▸ **SET PROBLEM**
Leave out the images and repeat the listing below without a single change.

-- Start of MATERIAL PROVIDED --

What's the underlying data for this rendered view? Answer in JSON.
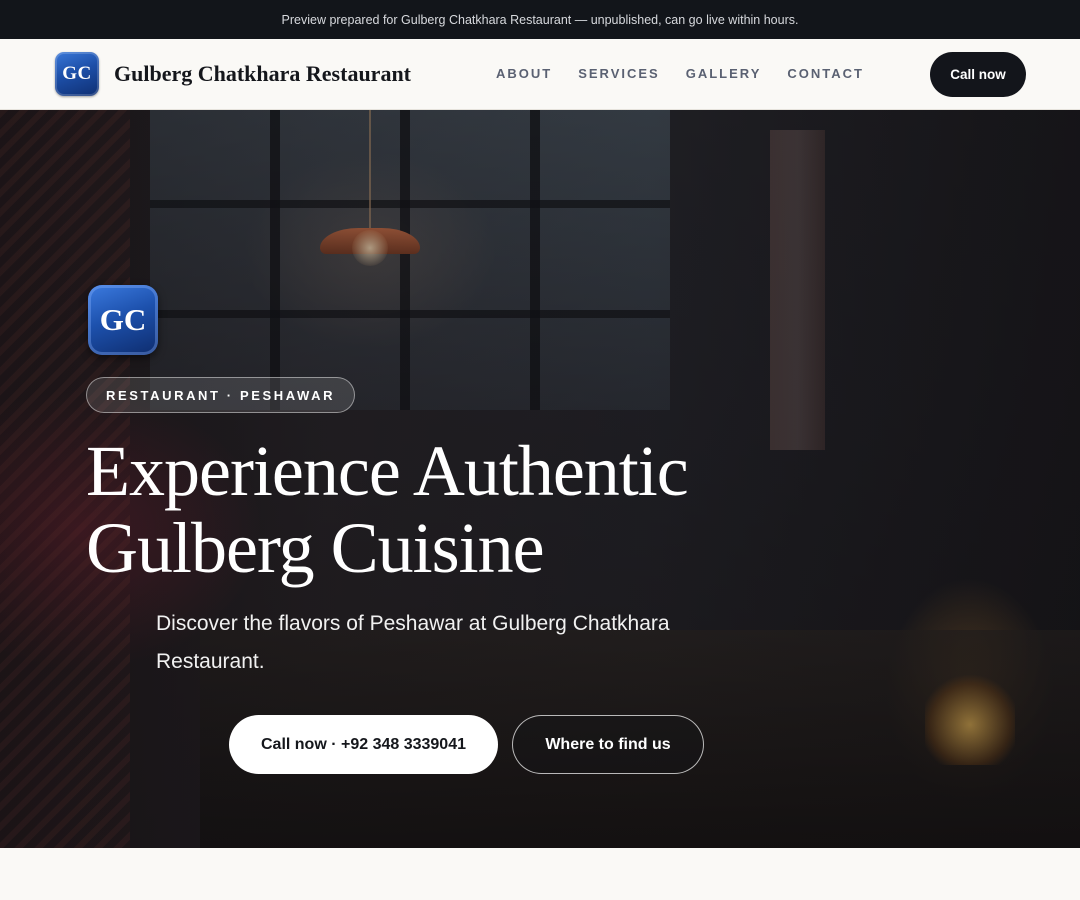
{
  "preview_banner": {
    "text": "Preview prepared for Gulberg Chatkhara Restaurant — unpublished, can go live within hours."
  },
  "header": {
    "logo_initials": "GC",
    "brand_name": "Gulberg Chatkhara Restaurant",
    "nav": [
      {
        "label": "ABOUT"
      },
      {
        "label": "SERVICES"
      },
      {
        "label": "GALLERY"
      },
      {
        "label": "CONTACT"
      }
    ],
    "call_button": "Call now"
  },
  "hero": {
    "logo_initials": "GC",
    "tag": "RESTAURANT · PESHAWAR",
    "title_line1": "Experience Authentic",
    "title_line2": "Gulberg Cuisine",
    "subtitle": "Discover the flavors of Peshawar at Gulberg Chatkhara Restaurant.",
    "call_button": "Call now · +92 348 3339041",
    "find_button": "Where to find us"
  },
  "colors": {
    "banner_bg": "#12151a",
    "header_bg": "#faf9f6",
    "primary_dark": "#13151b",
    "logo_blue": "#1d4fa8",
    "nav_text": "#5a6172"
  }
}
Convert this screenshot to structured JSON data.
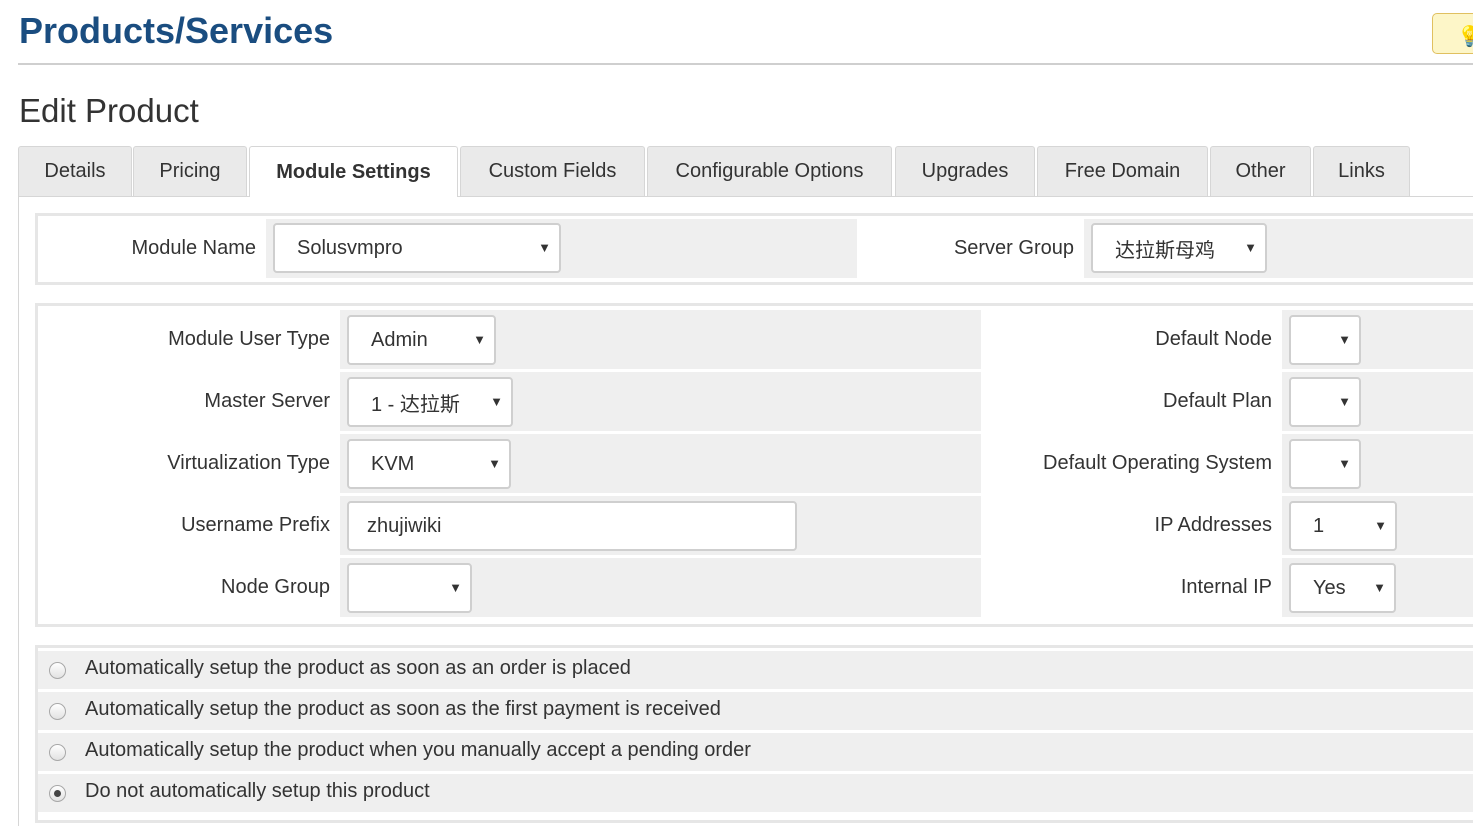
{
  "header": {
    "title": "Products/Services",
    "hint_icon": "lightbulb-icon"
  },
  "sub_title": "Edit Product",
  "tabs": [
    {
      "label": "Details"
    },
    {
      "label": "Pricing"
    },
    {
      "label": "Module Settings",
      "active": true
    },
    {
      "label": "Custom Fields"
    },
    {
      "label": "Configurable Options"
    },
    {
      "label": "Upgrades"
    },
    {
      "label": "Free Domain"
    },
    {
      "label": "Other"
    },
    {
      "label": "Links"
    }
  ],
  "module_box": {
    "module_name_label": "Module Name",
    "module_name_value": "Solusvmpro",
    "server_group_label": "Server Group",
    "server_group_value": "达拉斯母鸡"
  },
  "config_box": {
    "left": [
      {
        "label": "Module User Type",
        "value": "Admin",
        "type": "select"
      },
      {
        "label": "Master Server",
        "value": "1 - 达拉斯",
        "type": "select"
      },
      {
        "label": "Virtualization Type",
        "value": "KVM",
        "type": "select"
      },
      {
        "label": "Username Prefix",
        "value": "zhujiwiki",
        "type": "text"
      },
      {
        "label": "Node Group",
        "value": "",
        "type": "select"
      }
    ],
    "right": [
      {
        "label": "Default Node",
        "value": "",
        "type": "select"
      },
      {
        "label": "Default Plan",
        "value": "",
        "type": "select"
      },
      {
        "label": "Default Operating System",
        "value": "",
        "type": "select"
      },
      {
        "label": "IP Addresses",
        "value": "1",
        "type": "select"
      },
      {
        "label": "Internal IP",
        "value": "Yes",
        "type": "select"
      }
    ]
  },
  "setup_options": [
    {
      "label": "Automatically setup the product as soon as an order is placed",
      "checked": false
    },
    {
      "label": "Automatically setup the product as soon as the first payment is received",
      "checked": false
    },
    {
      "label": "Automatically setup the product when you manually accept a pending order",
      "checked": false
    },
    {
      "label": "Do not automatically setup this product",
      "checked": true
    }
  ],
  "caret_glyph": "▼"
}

-- End of MATERIAL PROVIDED --

▸ **SOLVED EXERCISE**
What's the underlying data for this rendered view? Answer in JSON.
{
  "preview_banner": {
    "text": "Preview prepared for Gulberg Chatkhara Restaurant — unpublished, can go live within hours."
  },
  "header": {
    "logo_initials": "GC",
    "brand_name": "Gulberg Chatkhara Restaurant",
    "nav": [
      {
        "label": "ABOUT"
      },
      {
        "label": "SERVICES"
      },
      {
        "label": "GALLERY"
      },
      {
        "label": "CONTACT"
      }
    ],
    "call_button": "Call now"
  },
  "hero": {
    "logo_initials": "GC",
    "tag": "RESTAURANT · PESHAWAR",
    "title_line1": "Experience Authentic",
    "title_line2": "Gulberg Cuisine",
    "subtitle": "Discover the flavors of Peshawar at Gulberg Chatkhara Restaurant.",
    "call_button": "Call now · +92 348 3339041",
    "find_button": "Where to find us"
  },
  "colors": {
    "banner_bg": "#12151a",
    "header_bg": "#faf9f6",
    "primary_dark": "#13151b",
    "logo_blue": "#1d4fa8",
    "nav_text": "#5a6172"
  }
}
Convert this screenshot to structured JSON data.
{
  "header": {
    "title": "Products/Services",
    "hint_icon": "lightbulb-icon"
  },
  "sub_title": "Edit Product",
  "tabs": [
    {
      "label": "Details"
    },
    {
      "label": "Pricing"
    },
    {
      "label": "Module Settings",
      "active": true
    },
    {
      "label": "Custom Fields"
    },
    {
      "label": "Configurable Options"
    },
    {
      "label": "Upgrades"
    },
    {
      "label": "Free Domain"
    },
    {
      "label": "Other"
    },
    {
      "label": "Links"
    }
  ],
  "module_box": {
    "module_name_label": "Module Name",
    "module_name_value": "Solusvmpro",
    "server_group_label": "Server Group",
    "server_group_value": "达拉斯母鸡"
  },
  "config_box": {
    "left": [
      {
        "label": "Module User Type",
        "value": "Admin",
        "type": "select"
      },
      {
        "label": "Master Server",
        "value": "1 - 达拉斯",
        "type": "select"
      },
      {
        "label": "Virtualization Type",
        "value": "KVM",
        "type": "select"
      },
      {
        "label": "Username Prefix",
        "value": "zhujiwiki",
        "type": "text"
      },
      {
        "label": "Node Group",
        "value": "",
        "type": "select"
      }
    ],
    "right": [
      {
        "label": "Default Node",
        "value": "",
        "type": "select"
      },
      {
        "label": "Default Plan",
        "value": "",
        "type": "select"
      },
      {
        "label": "Default Operating System",
        "value": "",
        "type": "select"
      },
      {
        "label": "IP Addresses",
        "value": "1",
        "type": "select"
      },
      {
        "label": "Internal IP",
        "value": "Yes",
        "type": "select"
      }
    ]
  },
  "setup_options": [
    {
      "label": "Automatically setup the product as soon as an order is placed",
      "checked": false
    },
    {
      "label": "Automatically setup the product as soon as the first payment is received",
      "checked": false
    },
    {
      "label": "Automatically setup the product when you manually accept a pending order",
      "checked": false
    },
    {
      "label": "Do not automatically setup this product",
      "checked": true
    }
  ],
  "caret_glyph": "▼"
}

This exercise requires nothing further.